Set problem:
Arrange every line of the records below as a Markdown table with two columns, "Row" for a running row number and "Line" for the line itself, skipping blank lines. Leave the pictures out.

Data excerpts:
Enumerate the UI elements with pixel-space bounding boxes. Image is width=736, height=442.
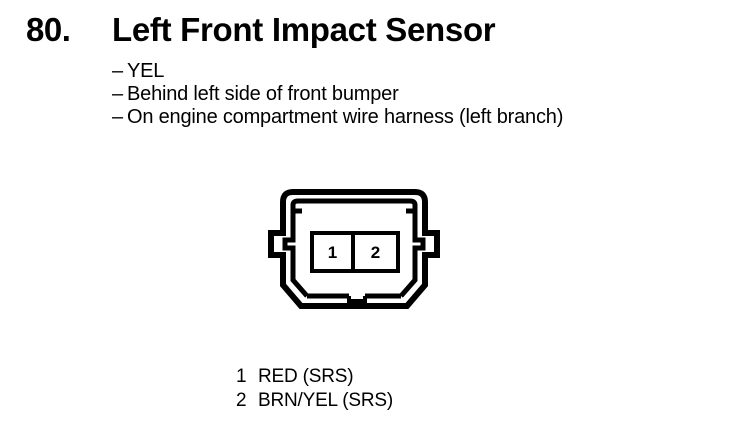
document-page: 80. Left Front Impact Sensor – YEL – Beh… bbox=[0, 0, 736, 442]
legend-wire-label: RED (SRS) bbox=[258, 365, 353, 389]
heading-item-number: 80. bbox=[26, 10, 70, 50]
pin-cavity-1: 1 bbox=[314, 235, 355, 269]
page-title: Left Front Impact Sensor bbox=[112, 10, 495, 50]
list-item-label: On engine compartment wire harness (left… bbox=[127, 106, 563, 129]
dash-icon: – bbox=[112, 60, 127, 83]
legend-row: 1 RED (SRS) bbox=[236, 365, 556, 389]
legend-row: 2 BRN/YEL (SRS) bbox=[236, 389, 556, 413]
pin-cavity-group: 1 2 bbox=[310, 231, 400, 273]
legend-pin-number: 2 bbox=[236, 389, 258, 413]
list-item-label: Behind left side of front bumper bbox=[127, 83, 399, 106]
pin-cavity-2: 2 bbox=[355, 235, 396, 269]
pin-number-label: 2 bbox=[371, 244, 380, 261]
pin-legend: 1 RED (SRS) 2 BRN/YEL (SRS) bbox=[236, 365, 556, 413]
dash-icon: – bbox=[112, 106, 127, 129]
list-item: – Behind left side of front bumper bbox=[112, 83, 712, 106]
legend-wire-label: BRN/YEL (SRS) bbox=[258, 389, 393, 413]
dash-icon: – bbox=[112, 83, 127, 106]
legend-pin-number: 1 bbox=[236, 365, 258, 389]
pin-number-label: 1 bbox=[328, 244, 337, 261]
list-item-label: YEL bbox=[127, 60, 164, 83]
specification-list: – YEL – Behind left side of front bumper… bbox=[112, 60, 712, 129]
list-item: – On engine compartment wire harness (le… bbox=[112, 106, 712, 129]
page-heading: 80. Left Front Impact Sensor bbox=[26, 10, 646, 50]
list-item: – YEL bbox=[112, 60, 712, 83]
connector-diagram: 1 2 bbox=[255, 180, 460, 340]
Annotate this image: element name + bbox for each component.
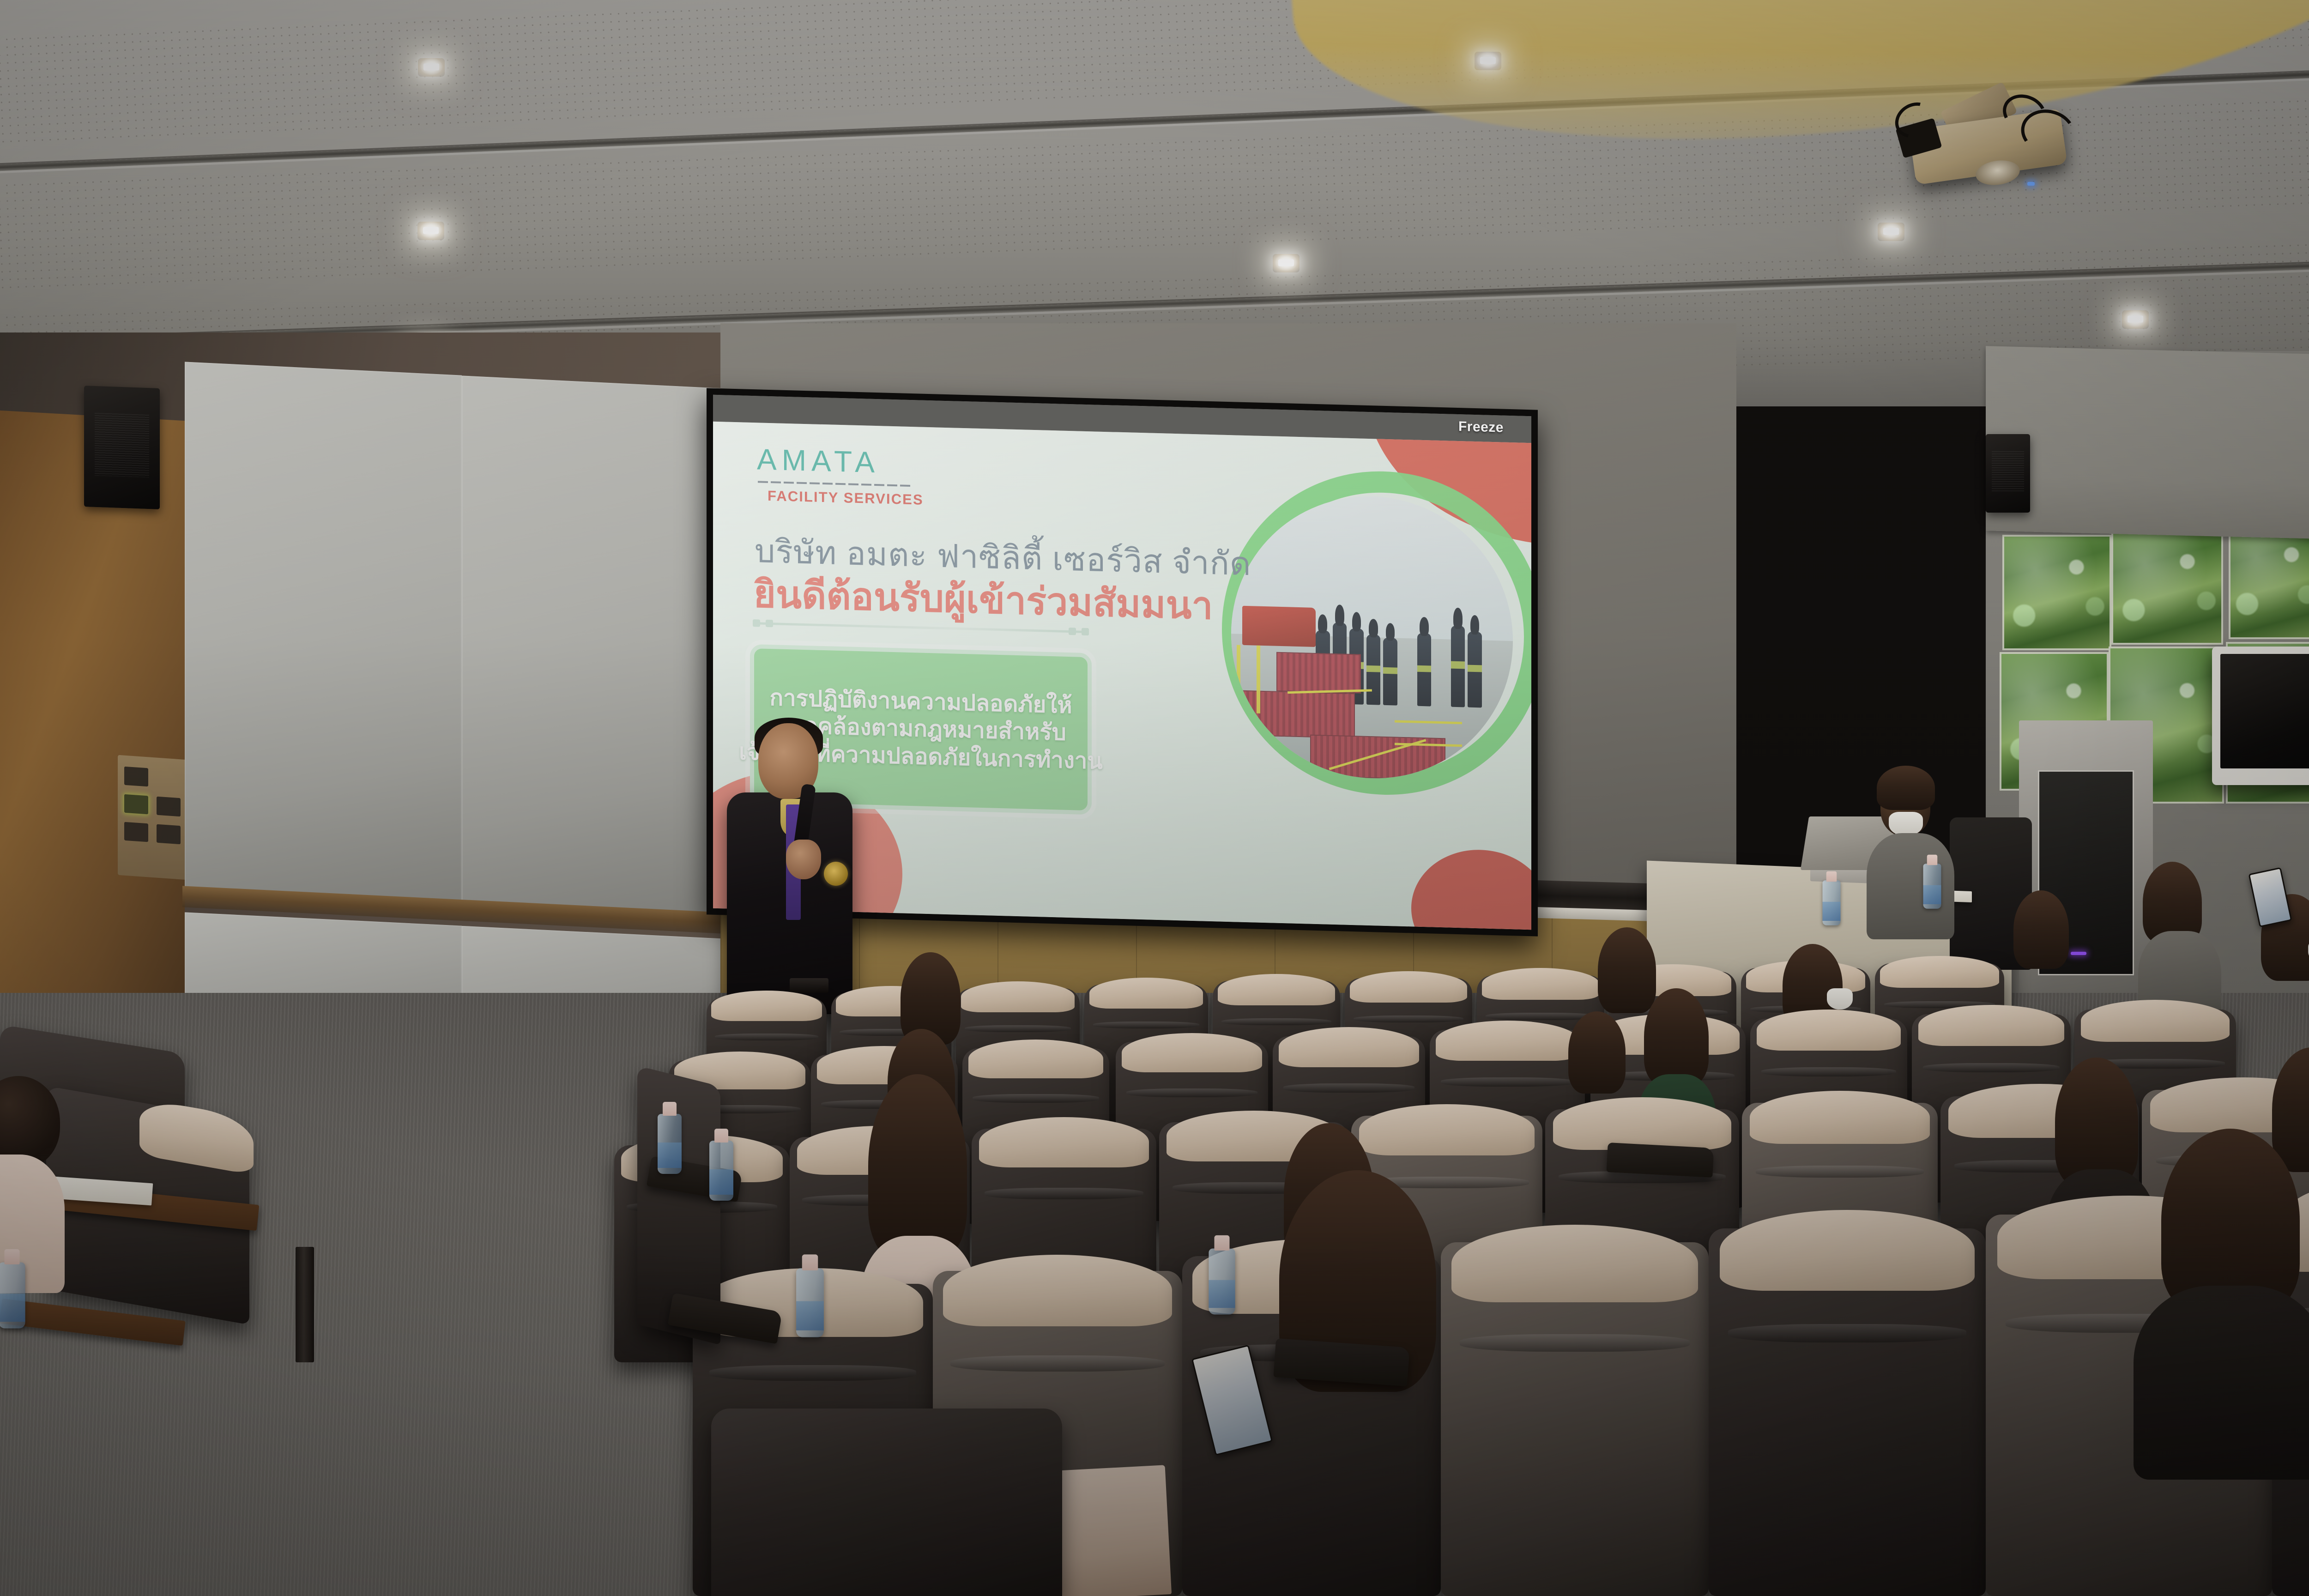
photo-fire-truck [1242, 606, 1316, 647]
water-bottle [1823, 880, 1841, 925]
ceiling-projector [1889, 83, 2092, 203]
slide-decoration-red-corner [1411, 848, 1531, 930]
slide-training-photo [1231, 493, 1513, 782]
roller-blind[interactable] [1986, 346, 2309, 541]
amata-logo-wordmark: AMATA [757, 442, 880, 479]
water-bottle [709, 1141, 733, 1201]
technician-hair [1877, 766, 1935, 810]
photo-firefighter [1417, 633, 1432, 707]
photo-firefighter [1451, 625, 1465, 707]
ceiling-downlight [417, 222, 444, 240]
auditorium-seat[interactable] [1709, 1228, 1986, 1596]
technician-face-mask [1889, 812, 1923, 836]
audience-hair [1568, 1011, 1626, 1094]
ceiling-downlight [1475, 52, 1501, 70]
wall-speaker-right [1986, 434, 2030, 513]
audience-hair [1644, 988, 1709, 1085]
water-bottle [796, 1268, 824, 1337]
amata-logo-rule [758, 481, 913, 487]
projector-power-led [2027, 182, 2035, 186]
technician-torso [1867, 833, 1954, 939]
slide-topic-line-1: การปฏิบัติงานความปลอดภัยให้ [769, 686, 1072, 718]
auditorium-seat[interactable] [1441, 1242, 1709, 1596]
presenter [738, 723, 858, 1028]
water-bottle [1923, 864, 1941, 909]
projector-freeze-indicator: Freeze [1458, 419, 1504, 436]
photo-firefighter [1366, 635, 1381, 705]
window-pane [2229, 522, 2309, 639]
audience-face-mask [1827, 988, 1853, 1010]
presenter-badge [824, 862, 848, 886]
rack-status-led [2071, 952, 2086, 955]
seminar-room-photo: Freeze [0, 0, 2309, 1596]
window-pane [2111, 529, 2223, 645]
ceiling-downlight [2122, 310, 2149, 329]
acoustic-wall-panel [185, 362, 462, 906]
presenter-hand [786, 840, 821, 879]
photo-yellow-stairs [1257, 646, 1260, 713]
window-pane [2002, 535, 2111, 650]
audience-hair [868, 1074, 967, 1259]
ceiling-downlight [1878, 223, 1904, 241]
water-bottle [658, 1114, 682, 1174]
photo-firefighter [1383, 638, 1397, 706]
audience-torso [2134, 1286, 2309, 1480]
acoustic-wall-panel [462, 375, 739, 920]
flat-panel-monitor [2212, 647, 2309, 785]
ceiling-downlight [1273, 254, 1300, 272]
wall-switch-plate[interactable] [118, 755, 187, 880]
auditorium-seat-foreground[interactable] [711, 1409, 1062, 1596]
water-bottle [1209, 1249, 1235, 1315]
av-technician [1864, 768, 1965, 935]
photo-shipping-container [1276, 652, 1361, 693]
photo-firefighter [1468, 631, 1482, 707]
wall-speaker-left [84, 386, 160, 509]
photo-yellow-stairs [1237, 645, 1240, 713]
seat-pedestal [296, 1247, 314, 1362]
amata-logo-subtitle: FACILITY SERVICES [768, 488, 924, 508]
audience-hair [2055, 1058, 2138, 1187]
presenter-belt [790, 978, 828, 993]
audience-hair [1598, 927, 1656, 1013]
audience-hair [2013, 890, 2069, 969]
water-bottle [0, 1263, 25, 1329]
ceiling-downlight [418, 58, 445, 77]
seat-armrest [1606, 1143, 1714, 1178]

Full response:
| Row | Line |
|---|---|
| 1 | Enumerate the UI elements with pixel-space bounding boxes. Image is width=736, height=442. |
| 2 | document-page: 80. Left Front Impact Sensor – YEL – Beh… bbox=[0, 0, 736, 442] |
| 3 | legend-wire-label: RED (SRS) bbox=[258, 365, 353, 389] |
| 4 | heading-item-number: 80. bbox=[26, 10, 70, 50] |
| 5 | pin-cavity-1: 1 bbox=[314, 235, 355, 269] |
| 6 | page-title: Left Front Impact Sensor bbox=[112, 10, 495, 50] |
| 7 | list-item-label: On engine compartment wire harness (left… bbox=[127, 106, 563, 129] |
| 8 | dash-icon: – bbox=[112, 60, 127, 83] |
| 9 | legend-row: 1 RED (SRS) bbox=[236, 365, 556, 389] |
| 10 | legend-row: 2 BRN/YEL (SRS) bbox=[236, 389, 556, 413] |
| 11 | pin-cavity-group: 1 2 bbox=[310, 231, 400, 273] |
| 12 | legend-pin-number: 2 bbox=[236, 389, 258, 413] |
| 13 | list-item-label: Behind left side of front bumper bbox=[127, 83, 399, 106] |
| 14 | pin-cavity-2: 2 bbox=[355, 235, 396, 269] |
| 15 | pin-number-label: 2 bbox=[371, 244, 380, 261] |
| 16 | pin-legend: 1 RED (SRS) 2 BRN/YEL (SRS) bbox=[236, 365, 556, 413] |
| 17 | dash-icon: – bbox=[112, 106, 127, 129] |
| 18 | list-item: – Behind left side of front bumper bbox=[112, 83, 712, 106] |
| 19 | legend-wire-label: BRN/YEL (SRS) bbox=[258, 389, 393, 413] |
| 20 | dash-icon: – bbox=[112, 83, 127, 106] |
| 21 | legend-pin-number: 1 bbox=[236, 365, 258, 389] |
| 22 | pin-number-label: 1 bbox=[328, 244, 337, 261] |
| 23 | list-item-label: YEL bbox=[127, 60, 164, 83] |
| 24 | specification-list: – YEL – Behind left side of front bumper… bbox=[112, 60, 712, 129] |
| 25 | list-item: – On engine compartment wire harness (le… bbox=[112, 106, 712, 129] |
| 26 | page-heading: 80. Left Front Impact Sensor bbox=[26, 10, 646, 50] |
| 27 | list-item: – YEL bbox=[112, 60, 712, 83] |
| 28 | connector-diagram: 1 2 bbox=[255, 180, 460, 340] |
| 29 | Annotate this image: element name + bbox for each component. |
| 30 | photo-fire-truck [1242, 606, 1316, 647] |
| 31 | water-bottle [1823, 880, 1841, 925] |
| 32 | ceiling-projector [1889, 83, 2092, 203] |
| 33 | slide-decoration-red-corner [1411, 848, 1531, 930] |
| 34 | slide-training-photo [1231, 493, 1513, 782] |
| 35 | roller-blind[interactable] [1986, 346, 2309, 541] |
| 36 | amata-logo-wordmark: AMATA [757, 442, 880, 479] |
| 37 | water-bottle [709, 1141, 733, 1201] |
| 38 | technician-hair [1877, 766, 1935, 810] |
| 39 | photo-firefighter [1417, 633, 1432, 707] |
| 40 | photo-firefighter [1451, 625, 1465, 707] |
| 41 | ceiling-downlight [417, 222, 444, 240] |
| 42 | auditorium-seat[interactable] [1709, 1228, 1986, 1596] |
| 43 | technician-face-mask [1889, 812, 1923, 836] |
| 44 | audience-hair [1568, 1011, 1626, 1094] |
| 45 | ceiling-downlight [1475, 52, 1501, 70] |
| 46 | wall-speaker-right [1986, 434, 2030, 513] |
| 47 | audience-hair [1644, 988, 1709, 1085] |
| 48 | water-bottle [796, 1268, 824, 1337] |
| 49 | amata-logo-rule [758, 481, 913, 487] |
| 50 | projector-power-led [2027, 182, 2035, 186] |
| 51 | technician-torso [1867, 833, 1954, 939] |
| 52 | slide-topic-line-1: การปฏิบัติงานความปลอดภัยให้ [769, 686, 1072, 718] |
| 53 | auditorium-seat[interactable] [1441, 1242, 1709, 1596] |
| 54 | presenter [738, 723, 858, 1028] |
| 55 | water-bottle [1923, 864, 1941, 909] |
| 56 | projector-freeze-indicator: Freeze [1458, 419, 1504, 436] |
| 57 | photo-firefighter [1366, 635, 1381, 705] |
| 58 | window-pane [2229, 522, 2309, 639] |
| 59 | audience-face-mask [1827, 988, 1853, 1010] |
| 60 | presenter-badge [824, 862, 848, 886] |
| 61 | rack-status-led [2071, 952, 2086, 955] |
| 62 | seminar-room-photo: Freeze [0, 0, 2309, 1596] |
| 63 | window-pane [2111, 529, 2223, 645] |
| 64 | ceiling-downlight [2122, 310, 2149, 329] |
| 65 | acoustic-wall-panel [185, 362, 462, 906] |
| 66 | presenter-hand [786, 840, 821, 879] |
| 67 | photo-yellow-stairs [1257, 646, 1260, 713] |
| 68 | window-pane [2002, 535, 2111, 650] |
| 69 | audience-hair [868, 1074, 967, 1259] |
| 70 | ceiling-downlight [1878, 223, 1904, 241] |
| 71 | water-bottle [658, 1114, 682, 1174] |
| 72 | photo-firefighter [1383, 638, 1397, 706] |
| 73 | audience-torso [2134, 1286, 2309, 1480] |
| 74 | acoustic-wall-panel [462, 375, 739, 920] |
| 75 | flat-panel-monitor [2212, 647, 2309, 785] |
| 76 | ceiling-downlight [1273, 254, 1300, 272] |
| 77 | wall-switch-plate[interactable] [118, 755, 187, 880] |
| 78 | auditorium-seat-foreground[interactable] [711, 1409, 1062, 1596] |
| 79 | water-bottle [1209, 1249, 1235, 1315] |
| 80 | av-technician [1864, 768, 1965, 935] |
| 81 | photo-shipping-container [1276, 652, 1361, 693] |
| 82 | photo-firefighter [1468, 631, 1482, 707] |
| 83 | wall-speaker-left [84, 386, 160, 509] |
| 84 | photo-yellow-stairs [1237, 645, 1240, 713] |
| 85 | seat-pedestal [296, 1247, 314, 1362] |
| 86 | amata-logo-subtitle: FACILITY SERVICES [768, 488, 924, 508] |
| 87 | audience-hair [2055, 1058, 2138, 1187] |
| 88 | presenter-belt [790, 978, 828, 993] |
| 89 | audience-hair [1598, 927, 1656, 1013] |
| 90 | audience-hair [2013, 890, 2069, 969] |
| 91 | water-bottle [0, 1263, 25, 1329] |
| 92 | ceiling-downlight [418, 58, 445, 77] |
| 93 | seat-armrest [1606, 1143, 1714, 1178] |